Copy each line below in which the string "JSON" occurs.
** Begin THE RECORDS **
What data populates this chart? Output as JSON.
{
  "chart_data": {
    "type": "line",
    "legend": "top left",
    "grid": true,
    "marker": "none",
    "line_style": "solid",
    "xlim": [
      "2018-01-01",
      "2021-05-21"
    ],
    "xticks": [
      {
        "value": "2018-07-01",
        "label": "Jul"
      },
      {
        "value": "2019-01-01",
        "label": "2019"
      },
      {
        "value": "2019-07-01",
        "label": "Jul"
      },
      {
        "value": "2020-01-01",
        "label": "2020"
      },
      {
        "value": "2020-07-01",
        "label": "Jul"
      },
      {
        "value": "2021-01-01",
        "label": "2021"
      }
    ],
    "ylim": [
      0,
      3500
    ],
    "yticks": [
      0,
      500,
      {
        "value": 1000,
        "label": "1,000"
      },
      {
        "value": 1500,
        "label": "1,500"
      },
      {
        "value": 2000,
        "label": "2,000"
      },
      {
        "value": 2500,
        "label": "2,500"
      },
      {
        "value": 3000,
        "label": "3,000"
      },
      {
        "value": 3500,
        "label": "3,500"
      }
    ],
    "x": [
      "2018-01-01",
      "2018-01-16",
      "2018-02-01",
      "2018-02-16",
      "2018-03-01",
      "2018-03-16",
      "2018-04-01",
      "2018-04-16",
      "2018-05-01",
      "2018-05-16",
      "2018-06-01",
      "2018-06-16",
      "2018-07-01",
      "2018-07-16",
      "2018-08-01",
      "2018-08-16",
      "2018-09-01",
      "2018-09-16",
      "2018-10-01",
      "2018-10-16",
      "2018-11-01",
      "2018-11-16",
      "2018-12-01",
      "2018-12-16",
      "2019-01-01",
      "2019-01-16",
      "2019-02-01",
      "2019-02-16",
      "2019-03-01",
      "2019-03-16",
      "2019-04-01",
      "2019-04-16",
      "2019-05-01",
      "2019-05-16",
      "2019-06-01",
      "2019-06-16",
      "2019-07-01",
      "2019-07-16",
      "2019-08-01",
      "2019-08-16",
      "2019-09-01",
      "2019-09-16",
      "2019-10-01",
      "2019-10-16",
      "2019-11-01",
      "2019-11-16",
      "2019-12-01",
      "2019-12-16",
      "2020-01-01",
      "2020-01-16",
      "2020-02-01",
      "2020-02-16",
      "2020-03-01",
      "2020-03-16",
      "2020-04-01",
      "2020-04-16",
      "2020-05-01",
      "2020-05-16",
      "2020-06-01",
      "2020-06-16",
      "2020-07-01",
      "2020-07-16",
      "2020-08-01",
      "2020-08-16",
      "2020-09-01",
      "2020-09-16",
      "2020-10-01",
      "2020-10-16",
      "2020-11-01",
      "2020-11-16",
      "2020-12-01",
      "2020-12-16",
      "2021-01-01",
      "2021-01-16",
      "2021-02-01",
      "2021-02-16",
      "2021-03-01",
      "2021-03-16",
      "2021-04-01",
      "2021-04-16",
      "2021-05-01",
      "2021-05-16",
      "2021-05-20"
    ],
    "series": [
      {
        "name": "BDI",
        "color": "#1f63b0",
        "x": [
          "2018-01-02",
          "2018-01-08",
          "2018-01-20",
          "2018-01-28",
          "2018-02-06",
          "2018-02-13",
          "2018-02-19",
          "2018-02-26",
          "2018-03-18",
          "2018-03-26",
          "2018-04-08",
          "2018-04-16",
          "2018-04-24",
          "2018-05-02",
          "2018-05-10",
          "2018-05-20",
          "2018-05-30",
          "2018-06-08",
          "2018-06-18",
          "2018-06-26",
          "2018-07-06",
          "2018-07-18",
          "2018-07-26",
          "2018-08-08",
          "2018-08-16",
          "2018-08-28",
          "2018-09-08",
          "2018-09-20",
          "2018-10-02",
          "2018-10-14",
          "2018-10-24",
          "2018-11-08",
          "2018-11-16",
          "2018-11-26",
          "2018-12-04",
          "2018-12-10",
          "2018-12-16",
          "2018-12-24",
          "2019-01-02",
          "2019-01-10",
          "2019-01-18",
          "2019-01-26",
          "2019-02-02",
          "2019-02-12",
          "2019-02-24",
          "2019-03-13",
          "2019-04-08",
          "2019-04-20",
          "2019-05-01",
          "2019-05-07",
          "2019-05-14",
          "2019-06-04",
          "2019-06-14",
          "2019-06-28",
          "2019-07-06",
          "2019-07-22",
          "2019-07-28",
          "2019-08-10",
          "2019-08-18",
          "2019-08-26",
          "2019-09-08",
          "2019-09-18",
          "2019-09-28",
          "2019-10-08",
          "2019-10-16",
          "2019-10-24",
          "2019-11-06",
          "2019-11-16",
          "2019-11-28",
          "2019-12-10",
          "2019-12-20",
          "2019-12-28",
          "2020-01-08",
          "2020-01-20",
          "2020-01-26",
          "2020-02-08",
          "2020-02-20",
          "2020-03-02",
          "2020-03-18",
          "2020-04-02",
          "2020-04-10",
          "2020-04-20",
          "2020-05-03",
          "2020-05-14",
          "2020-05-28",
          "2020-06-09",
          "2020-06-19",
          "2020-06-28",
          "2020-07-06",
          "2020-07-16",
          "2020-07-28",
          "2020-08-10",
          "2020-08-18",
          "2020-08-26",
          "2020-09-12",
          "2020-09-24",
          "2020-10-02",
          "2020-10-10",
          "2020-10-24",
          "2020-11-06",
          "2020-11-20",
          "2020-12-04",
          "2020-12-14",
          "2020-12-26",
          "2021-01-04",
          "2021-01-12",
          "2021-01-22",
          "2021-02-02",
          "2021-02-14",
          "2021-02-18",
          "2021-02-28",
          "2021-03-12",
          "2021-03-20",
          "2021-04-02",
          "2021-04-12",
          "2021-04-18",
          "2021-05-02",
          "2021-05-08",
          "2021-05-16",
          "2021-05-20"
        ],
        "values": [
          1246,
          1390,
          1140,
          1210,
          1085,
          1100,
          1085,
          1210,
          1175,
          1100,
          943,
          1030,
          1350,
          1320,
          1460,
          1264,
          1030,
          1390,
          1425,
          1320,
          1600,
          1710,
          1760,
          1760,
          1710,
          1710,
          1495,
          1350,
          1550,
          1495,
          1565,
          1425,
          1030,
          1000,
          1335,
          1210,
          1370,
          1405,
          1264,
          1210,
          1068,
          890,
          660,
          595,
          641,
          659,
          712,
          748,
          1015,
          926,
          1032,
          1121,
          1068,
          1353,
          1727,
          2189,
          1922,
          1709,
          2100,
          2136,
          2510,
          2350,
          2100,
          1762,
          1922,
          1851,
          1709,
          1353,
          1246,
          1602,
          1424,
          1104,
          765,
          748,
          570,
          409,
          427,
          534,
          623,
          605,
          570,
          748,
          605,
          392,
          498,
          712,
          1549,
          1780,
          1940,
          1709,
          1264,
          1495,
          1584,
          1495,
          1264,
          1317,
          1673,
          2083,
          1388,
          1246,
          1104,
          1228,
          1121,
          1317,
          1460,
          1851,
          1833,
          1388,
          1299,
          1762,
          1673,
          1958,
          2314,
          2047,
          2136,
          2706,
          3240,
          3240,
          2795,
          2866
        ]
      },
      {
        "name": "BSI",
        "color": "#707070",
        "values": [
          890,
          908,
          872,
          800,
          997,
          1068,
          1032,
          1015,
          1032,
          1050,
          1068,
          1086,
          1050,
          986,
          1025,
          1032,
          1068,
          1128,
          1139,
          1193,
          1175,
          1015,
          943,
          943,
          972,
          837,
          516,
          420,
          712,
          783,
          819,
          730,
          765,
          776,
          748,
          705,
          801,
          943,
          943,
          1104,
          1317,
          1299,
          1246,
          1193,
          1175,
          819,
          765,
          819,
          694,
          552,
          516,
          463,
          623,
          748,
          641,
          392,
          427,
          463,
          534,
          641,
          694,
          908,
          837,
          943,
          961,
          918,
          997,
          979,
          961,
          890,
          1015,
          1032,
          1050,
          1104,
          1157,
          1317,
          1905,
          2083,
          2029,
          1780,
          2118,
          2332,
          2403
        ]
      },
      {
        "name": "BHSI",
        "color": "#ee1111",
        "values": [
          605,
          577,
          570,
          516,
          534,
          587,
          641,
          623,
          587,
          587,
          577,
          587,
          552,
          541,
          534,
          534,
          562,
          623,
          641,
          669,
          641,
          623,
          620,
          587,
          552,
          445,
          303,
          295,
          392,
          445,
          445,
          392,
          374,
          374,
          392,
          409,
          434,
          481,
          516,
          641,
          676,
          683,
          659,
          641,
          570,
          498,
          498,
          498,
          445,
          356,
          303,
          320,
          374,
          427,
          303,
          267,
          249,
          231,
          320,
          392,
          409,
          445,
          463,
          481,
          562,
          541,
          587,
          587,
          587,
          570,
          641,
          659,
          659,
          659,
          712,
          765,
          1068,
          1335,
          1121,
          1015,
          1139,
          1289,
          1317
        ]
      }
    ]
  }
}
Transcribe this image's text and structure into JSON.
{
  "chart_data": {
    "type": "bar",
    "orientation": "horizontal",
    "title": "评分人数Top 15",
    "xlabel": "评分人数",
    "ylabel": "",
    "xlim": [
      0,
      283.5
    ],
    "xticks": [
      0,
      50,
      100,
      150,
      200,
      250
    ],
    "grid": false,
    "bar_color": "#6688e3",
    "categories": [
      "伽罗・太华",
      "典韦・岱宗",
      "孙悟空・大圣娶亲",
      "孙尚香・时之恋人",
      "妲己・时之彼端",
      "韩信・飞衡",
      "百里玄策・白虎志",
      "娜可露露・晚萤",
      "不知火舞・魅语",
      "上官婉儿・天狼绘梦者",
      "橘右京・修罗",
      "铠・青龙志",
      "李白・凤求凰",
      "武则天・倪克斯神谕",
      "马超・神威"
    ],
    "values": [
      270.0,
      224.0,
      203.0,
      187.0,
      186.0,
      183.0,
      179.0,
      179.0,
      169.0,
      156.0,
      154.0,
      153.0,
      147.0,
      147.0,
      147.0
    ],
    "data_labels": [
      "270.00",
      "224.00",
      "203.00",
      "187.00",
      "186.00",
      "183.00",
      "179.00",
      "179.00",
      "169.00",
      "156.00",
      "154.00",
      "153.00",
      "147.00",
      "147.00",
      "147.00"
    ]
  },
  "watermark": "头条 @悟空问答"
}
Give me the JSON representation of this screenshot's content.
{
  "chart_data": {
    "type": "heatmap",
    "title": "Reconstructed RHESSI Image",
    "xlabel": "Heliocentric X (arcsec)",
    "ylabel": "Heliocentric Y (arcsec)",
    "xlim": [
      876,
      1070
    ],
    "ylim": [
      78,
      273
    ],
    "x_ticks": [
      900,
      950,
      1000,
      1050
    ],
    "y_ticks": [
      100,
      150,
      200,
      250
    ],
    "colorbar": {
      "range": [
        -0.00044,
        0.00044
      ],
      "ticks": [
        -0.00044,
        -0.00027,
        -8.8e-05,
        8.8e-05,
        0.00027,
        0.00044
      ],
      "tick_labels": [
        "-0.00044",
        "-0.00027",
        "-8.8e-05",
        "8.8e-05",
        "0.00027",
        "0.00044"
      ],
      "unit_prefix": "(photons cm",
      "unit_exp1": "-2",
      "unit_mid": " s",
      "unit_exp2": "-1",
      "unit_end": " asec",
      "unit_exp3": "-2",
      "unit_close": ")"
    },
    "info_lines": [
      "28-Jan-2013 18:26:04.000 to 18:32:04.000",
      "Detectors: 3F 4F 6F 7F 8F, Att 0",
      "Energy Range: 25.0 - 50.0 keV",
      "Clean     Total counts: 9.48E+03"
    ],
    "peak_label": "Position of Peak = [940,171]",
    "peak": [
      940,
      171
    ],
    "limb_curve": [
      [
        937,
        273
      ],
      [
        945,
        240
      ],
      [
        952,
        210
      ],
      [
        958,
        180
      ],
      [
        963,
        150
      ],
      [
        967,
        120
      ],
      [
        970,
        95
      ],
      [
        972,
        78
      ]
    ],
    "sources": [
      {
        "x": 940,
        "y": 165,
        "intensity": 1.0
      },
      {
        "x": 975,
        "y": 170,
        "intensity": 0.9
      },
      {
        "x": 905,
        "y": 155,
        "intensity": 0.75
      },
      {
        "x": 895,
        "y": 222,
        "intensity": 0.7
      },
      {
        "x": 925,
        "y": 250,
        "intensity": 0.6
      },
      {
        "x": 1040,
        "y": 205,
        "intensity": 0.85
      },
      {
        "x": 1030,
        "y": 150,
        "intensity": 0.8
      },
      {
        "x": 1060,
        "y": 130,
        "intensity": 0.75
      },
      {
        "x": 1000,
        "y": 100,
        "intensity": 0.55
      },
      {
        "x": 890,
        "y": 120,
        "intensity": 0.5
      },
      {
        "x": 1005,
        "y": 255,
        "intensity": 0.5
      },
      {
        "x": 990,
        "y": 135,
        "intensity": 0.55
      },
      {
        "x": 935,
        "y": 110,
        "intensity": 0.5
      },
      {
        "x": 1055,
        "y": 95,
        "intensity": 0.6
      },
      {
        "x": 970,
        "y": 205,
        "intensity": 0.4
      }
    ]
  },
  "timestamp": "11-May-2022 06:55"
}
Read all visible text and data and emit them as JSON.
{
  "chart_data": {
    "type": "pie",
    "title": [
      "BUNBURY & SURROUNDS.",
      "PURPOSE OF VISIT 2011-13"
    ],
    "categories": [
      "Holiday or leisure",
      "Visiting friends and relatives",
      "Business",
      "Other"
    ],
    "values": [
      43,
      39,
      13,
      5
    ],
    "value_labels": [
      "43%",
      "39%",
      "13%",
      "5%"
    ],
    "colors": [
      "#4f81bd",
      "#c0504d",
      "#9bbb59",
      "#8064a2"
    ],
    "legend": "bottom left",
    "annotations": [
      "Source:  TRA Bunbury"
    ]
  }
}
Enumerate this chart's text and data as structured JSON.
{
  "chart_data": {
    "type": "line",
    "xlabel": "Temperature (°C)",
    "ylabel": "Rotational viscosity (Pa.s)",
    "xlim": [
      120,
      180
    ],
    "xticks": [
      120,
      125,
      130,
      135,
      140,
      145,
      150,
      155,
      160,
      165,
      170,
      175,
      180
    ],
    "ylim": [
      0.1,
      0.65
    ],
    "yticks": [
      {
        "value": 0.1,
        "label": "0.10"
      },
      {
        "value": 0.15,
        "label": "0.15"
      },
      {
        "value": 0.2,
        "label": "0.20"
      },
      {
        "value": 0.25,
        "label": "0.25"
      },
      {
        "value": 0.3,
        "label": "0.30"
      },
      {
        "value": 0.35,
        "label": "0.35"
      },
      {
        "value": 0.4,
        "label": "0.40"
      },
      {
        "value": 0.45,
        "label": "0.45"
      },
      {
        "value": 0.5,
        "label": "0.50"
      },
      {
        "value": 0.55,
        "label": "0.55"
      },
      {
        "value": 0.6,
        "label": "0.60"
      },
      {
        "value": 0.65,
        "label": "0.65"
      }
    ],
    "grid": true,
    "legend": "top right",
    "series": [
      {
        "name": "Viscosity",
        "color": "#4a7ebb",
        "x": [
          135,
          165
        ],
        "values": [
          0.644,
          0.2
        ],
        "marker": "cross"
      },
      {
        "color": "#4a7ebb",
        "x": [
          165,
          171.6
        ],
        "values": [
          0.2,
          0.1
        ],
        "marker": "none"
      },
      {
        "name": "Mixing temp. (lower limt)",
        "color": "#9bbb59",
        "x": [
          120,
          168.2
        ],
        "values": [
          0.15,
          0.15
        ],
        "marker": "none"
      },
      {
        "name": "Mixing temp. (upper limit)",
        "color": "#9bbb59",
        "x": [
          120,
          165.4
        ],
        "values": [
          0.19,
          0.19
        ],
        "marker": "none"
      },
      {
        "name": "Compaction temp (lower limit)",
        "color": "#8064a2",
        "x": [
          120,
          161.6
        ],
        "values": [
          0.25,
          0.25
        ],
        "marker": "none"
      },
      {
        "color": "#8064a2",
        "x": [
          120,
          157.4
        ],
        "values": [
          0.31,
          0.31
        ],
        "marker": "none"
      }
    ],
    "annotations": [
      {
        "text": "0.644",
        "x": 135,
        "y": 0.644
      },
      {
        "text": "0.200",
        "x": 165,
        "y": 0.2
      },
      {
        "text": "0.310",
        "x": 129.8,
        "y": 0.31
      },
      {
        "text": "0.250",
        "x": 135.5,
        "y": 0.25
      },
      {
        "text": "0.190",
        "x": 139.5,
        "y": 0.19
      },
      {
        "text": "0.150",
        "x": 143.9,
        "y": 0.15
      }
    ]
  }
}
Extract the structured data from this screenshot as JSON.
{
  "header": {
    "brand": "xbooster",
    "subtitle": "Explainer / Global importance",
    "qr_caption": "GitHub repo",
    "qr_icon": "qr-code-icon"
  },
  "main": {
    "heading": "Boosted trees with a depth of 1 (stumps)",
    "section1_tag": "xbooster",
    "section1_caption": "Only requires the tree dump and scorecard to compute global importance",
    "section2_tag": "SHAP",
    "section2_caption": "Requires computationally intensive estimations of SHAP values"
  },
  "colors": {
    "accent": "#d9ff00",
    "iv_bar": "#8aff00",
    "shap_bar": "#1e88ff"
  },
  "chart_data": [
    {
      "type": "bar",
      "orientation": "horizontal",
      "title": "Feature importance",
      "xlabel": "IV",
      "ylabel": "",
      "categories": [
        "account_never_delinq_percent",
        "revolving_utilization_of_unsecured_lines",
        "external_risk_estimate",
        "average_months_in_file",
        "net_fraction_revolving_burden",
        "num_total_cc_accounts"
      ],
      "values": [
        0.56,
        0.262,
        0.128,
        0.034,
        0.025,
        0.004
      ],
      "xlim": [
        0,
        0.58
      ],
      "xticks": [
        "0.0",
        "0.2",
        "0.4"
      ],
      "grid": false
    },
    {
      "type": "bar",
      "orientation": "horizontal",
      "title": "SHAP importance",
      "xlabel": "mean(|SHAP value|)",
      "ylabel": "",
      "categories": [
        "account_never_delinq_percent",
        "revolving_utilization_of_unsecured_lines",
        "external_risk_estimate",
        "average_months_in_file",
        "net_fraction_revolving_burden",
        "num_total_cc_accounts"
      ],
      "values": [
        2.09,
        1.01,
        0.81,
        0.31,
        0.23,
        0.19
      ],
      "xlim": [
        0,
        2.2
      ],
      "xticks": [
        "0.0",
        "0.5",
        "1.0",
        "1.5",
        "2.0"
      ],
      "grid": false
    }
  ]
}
** End THE RECORDS **
| TASK RESULT |
What data populates this chart? Output as JSON.
Transcribe this image's text and structure into JSON.
Give me the JSON representation of this screenshot's content.
Read all visible text and data and emit them as JSON.
Enumerate this chart's text and data as structured JSON.
Extract the structured data from this screenshot as JSON.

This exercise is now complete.